### TO BE DONE
Answer with the number of lines in the listing below that contain the word "window", and nothing else.

### SUPPLIED INFORMATION

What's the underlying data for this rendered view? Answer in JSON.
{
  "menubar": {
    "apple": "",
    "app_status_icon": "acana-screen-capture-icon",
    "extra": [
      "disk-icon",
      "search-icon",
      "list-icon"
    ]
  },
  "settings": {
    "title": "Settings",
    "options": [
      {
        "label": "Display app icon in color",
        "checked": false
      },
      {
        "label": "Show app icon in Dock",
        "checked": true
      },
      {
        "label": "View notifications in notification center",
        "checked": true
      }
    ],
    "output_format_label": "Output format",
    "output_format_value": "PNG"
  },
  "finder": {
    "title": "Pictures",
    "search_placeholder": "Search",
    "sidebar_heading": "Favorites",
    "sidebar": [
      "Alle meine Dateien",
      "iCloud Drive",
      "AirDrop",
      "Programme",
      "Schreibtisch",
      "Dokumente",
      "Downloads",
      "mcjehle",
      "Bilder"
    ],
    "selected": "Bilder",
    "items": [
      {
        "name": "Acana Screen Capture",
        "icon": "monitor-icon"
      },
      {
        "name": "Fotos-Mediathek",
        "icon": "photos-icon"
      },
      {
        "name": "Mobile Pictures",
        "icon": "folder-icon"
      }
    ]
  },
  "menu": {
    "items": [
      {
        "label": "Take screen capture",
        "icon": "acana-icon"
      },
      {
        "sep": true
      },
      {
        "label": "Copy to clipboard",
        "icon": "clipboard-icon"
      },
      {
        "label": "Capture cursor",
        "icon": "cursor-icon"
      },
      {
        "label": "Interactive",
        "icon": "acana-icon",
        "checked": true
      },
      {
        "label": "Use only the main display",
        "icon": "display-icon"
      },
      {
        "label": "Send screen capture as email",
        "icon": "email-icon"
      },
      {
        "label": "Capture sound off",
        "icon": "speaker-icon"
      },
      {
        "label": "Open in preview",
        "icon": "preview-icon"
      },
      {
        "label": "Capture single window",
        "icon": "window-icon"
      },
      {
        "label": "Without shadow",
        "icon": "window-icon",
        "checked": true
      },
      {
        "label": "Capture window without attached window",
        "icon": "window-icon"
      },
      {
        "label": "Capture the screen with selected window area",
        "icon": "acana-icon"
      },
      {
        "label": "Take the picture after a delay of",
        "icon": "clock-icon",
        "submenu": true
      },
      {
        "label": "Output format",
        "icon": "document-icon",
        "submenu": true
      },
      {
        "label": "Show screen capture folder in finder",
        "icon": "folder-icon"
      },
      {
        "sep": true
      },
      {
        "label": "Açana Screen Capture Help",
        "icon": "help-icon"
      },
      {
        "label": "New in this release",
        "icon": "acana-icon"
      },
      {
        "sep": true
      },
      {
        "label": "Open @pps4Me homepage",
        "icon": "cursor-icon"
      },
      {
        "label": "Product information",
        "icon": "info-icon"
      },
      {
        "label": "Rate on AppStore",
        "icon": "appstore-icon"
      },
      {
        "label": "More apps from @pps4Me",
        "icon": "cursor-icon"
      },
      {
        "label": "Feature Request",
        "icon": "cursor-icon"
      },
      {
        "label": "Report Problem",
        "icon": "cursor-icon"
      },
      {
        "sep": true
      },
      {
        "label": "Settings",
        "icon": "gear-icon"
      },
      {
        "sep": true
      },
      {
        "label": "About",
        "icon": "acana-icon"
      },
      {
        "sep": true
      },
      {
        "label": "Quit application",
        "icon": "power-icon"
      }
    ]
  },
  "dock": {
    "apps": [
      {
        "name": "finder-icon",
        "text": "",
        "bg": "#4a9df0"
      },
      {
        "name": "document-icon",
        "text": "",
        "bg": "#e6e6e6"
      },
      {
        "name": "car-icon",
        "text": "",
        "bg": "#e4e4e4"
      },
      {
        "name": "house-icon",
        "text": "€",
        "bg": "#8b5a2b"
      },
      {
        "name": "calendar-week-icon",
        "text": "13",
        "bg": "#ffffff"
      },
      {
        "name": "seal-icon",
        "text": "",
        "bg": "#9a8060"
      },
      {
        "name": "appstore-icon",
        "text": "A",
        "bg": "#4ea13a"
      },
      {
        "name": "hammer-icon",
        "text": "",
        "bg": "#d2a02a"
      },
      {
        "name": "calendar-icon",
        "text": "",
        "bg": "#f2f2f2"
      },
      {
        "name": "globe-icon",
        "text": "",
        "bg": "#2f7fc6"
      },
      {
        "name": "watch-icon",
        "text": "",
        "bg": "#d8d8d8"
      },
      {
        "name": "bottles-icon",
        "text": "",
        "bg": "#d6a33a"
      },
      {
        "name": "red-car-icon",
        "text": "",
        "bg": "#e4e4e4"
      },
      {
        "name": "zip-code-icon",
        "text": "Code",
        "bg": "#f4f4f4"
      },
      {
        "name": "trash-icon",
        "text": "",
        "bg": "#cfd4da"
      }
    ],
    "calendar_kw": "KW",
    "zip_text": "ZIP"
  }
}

### RESPONSE TO THE TASK
6